**** Record list ****
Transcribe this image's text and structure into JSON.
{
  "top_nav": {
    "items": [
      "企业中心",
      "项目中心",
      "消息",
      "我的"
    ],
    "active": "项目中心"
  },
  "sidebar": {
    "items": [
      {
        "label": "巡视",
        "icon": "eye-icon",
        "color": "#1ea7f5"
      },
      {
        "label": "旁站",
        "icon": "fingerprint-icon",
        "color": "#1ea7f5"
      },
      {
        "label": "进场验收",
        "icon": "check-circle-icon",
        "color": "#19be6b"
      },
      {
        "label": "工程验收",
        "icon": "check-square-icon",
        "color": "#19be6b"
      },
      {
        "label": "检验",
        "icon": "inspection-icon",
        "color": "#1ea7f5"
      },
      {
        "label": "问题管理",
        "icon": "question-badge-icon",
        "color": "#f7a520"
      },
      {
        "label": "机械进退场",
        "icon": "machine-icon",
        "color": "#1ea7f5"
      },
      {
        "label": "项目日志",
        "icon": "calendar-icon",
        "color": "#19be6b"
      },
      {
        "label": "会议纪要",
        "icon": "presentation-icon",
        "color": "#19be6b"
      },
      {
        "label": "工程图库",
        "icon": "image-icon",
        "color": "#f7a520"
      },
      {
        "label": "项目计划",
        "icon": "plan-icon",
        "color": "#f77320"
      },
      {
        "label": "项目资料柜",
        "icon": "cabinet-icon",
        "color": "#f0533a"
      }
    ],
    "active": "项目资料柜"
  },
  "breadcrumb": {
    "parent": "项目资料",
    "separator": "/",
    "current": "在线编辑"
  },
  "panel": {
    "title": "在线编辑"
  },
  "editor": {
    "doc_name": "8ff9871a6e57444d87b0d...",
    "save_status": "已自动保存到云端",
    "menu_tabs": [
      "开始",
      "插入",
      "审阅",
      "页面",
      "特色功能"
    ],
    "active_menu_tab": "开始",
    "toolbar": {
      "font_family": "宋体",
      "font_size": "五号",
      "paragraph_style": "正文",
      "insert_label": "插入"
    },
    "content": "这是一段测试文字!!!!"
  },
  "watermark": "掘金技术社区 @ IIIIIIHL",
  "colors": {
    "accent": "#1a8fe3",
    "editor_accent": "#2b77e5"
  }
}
****
= Your task =
Every line above needs to be retyped exactly.

= Exercise output =
Transcribe this image's text and structure into JSON.
{
  "top_nav": {
    "items": [
      "企业中心",
      "项目中心",
      "消息",
      "我的"
    ],
    "active": "项目中心"
  },
  "sidebar": {
    "items": [
      {
        "label": "巡视",
        "icon": "eye-icon",
        "color": "#1ea7f5"
      },
      {
        "label": "旁站",
        "icon": "fingerprint-icon",
        "color": "#1ea7f5"
      },
      {
        "label": "进场验收",
        "icon": "check-circle-icon",
        "color": "#19be6b"
      },
      {
        "label": "工程验收",
        "icon": "check-square-icon",
        "color": "#19be6b"
      },
      {
        "label": "检验",
        "icon": "inspection-icon",
        "color": "#1ea7f5"
      },
      {
        "label": "问题管理",
        "icon": "question-badge-icon",
        "color": "#f7a520"
      },
      {
        "label": "机械进退场",
        "icon": "machine-icon",
        "color": "#1ea7f5"
      },
      {
        "label": "项目日志",
        "icon": "calendar-icon",
        "color": "#19be6b"
      },
      {
        "label": "会议纪要",
        "icon": "presentation-icon",
        "color": "#19be6b"
      },
      {
        "label": "工程图库",
        "icon": "image-icon",
        "color": "#f7a520"
      },
      {
        "label": "项目计划",
        "icon": "plan-icon",
        "color": "#f77320"
      },
      {
        "label": "项目资料柜",
        "icon": "cabinet-icon",
        "color": "#f0533a"
      }
    ],
    "active": "项目资料柜"
  },
  "breadcrumb": {
    "parent": "项目资料",
    "separator": "/",
    "current": "在线编辑"
  },
  "panel": {
    "title": "在线编辑"
  },
  "editor": {
    "doc_name": "8ff9871a6e57444d87b0d...",
    "save_status": "已自动保存到云端",
    "menu_tabs": [
      "开始",
      "插入",
      "审阅",
      "页面",
      "特色功能"
    ],
    "active_menu_tab": "开始",
    "toolbar": {
      "font_family": "宋体",
      "font_size": "五号",
      "paragraph_style": "正文",
      "insert_label": "插入"
    },
    "content": "这是一段测试文字!!!!"
  },
  "watermark": "掘金技术社区 @ IIIIIIHL",
  "colors": {
    "accent": "#1a8fe3",
    "editor_accent": "#2b77e5"
  }
}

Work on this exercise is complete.